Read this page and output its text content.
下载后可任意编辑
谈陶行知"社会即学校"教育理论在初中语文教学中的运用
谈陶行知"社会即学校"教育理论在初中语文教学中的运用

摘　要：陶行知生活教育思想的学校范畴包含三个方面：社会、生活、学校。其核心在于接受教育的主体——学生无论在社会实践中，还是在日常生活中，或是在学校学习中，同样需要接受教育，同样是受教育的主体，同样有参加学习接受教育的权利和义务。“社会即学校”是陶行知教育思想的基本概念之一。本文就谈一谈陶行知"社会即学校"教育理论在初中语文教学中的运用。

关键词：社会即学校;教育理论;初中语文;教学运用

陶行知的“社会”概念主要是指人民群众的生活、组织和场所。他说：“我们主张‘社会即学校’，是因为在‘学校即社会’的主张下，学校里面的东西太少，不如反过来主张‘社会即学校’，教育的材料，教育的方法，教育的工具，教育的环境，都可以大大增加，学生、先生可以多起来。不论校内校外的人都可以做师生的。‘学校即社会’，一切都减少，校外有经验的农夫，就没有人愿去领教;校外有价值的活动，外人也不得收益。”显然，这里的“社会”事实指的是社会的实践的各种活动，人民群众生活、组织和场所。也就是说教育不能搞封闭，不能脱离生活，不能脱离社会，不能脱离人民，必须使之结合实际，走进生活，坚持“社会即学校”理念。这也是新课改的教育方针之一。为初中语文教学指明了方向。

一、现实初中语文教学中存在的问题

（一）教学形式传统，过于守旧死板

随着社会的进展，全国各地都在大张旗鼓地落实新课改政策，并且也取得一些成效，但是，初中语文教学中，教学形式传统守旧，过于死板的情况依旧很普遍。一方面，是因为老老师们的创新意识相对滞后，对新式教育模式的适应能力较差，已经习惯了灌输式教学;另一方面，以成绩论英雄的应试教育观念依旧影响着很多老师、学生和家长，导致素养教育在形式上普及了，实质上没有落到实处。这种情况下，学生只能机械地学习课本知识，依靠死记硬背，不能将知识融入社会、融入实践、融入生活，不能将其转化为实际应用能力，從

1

○ ○ ○ ○ ○

The problem: Pull out every line in the material above where "社会即学校" occurs.

Written solution:
谈陶行知"社会即学校"教育理论在初中语文教学中的运用
谈陶行知"社会即学校"教育理论在初中语文教学中的运用
摘　要：陶行知生活教育思想的学校范畴包含三个方面：社会、生活、学校。其核心在于接受教育的主体——学生无论在社会实践中，还是在日常生活中，或是在学校学习中，同样需要接受教育，同样是受教育的主体，同样有参加学习接受教育的权利和义务。“社会即学校”是陶行知教育思想的基本概念之一。本文就谈一谈陶行知"社会即学校"教育理论在初中语文教学中的运用。
关键词：社会即学校;教育理论;初中语文;教学运用
陶行知的“社会”概念主要是指人民群众的生活、组织和场所。他说：“我们主张‘社会即学校’，是因为在‘学校即社会’的主张下，学校里面的东西太少，不如反过来主张‘社会即学校’，教育的材料，教育的方法，教育的工具，教育的环境，都可以大大增加，学生、先生可以多起来。不论校内校外的人都可以做师生的。‘学校即社会’，一切都减少，校外有经验的农夫，就没有人愿去领教;校外有价值的活动，外人也不得收益。”显然，这里的“社会”事实指的是社会的实践的各种活动，人民群众生活、组织和场所。也就是说教育不能搞封闭，不能脱离生活，不能脱离社会，不能脱离人民，必须使之结合实际，走进生活，坚持“社会即学校”理念。这也是新课改的教育方针之一。为初中语文教学指明了方向。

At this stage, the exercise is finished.